From the line that includes "Output the underlying" to the last line of the records, inclusive, repeat each line exactly.

── Supplied information

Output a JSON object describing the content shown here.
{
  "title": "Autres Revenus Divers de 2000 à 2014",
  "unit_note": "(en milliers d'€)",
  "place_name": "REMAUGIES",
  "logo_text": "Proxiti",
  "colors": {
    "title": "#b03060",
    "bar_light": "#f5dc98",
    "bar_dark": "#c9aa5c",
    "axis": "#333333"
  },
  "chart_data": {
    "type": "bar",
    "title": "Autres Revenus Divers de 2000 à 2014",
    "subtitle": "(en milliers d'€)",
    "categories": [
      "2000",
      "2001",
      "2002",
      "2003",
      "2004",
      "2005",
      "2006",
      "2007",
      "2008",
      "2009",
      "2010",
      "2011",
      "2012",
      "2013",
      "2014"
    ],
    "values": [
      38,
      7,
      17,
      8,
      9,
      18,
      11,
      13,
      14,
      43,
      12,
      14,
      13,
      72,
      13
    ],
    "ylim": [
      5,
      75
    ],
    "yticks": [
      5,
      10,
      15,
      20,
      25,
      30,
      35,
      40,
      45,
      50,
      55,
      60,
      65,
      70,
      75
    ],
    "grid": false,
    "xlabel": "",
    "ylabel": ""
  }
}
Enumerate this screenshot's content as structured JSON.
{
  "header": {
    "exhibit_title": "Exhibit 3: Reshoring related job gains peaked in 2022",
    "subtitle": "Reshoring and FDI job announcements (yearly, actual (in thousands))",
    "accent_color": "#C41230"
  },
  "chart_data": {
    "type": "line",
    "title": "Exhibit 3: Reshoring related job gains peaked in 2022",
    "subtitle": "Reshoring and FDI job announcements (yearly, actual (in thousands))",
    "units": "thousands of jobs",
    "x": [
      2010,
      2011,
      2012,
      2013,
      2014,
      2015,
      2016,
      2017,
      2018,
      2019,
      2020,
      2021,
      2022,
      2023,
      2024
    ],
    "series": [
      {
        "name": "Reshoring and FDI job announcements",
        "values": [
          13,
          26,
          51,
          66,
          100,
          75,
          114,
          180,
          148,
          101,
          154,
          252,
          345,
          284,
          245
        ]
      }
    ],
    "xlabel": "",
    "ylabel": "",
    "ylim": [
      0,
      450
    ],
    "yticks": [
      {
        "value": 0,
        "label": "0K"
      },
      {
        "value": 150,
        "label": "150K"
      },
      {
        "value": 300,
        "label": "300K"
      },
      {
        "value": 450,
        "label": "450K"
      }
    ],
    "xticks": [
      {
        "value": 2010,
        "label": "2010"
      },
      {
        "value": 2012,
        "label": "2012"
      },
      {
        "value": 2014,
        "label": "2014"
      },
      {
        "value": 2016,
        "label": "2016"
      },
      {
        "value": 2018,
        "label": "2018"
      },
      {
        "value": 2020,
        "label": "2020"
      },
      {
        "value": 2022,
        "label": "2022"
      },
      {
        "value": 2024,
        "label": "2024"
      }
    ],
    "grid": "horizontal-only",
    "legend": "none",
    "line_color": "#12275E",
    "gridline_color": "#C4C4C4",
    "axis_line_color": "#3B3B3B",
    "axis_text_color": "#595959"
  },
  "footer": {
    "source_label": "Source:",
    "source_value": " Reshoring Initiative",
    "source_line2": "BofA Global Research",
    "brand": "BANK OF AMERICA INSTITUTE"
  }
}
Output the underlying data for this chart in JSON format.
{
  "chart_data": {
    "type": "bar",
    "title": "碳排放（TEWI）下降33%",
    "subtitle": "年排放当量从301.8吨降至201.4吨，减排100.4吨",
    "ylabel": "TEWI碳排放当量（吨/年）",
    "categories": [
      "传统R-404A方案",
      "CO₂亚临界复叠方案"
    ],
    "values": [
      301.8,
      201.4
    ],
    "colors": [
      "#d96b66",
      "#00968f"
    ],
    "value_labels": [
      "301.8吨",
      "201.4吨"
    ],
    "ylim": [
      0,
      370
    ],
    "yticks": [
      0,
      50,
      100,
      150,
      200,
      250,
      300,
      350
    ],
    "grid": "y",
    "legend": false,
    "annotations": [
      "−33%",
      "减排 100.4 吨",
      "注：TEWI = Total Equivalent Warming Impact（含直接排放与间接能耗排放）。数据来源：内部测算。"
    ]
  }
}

────

▶ The result:
Output the underlying data for this chart in JSON format.
{
  "chart_data": {
    "type": "bar",
    "title": "碳排放（TEWI）下降33%",
    "subtitle": "年排放当量从301.8吨降至201.4吨，减排100.4吨",
    "ylabel": "TEWI碳排放当量（吨/年）",
    "categories": [
      "传统R-404A方案",
      "CO₂亚临界复叠方案"
    ],
    "values": [
      301.8,
      201.4
    ],
    "colors": [
      "#d96b66",
      "#00968f"
    ],
    "value_labels": [
      "301.8吨",
      "201.4吨"
    ],
    "ylim": [
      0,
      370
    ],
    "yticks": [
      0,
      50,
      100,
      150,
      200,
      250,
      300,
      350
    ],
    "grid": "y",
    "legend": false,
    "annotations": [
      "−33%",
      "减排 100.4 吨",
      "注：TEWI = Total Equivalent Warming Impact（含直接排放与间接能耗排放）。数据来源：内部测算。"
    ]
  }
}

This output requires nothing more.